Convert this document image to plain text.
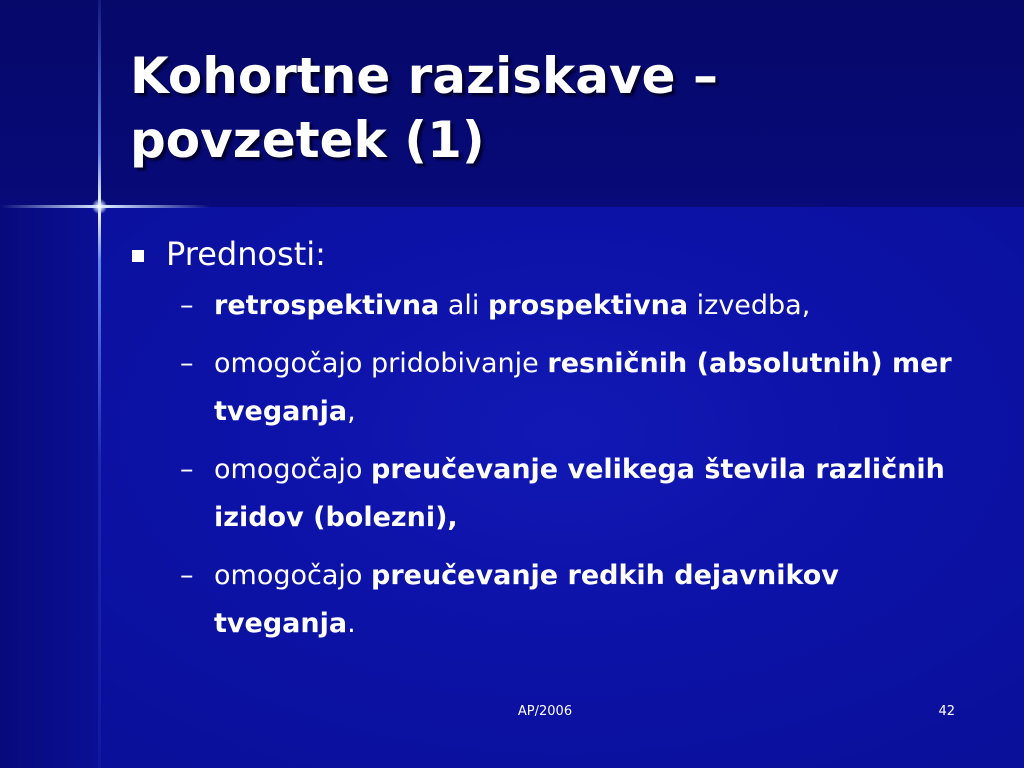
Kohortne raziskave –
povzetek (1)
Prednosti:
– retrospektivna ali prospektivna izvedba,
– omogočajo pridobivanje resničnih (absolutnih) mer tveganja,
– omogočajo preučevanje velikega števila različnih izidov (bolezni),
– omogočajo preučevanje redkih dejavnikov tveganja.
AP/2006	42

---

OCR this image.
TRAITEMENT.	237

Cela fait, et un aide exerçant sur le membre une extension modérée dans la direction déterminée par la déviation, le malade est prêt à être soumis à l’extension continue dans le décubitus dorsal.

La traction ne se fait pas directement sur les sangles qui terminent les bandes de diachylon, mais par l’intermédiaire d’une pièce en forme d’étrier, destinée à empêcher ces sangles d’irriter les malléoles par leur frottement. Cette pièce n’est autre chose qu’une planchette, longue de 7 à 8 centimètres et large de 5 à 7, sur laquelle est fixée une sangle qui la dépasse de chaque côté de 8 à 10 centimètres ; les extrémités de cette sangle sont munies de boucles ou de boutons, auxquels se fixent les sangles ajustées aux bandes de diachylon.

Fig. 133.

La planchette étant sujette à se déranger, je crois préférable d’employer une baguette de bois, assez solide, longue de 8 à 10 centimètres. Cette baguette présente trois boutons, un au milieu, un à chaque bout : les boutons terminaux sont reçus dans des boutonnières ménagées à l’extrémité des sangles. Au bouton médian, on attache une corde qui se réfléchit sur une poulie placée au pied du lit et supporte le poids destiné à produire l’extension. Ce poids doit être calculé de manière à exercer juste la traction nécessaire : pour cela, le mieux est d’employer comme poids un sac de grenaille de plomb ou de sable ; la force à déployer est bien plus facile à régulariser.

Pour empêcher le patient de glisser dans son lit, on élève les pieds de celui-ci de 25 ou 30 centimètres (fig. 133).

**GIVEN REQUEST:** State only how many lines in the material include "this".

**FINAL ANSWER:** 2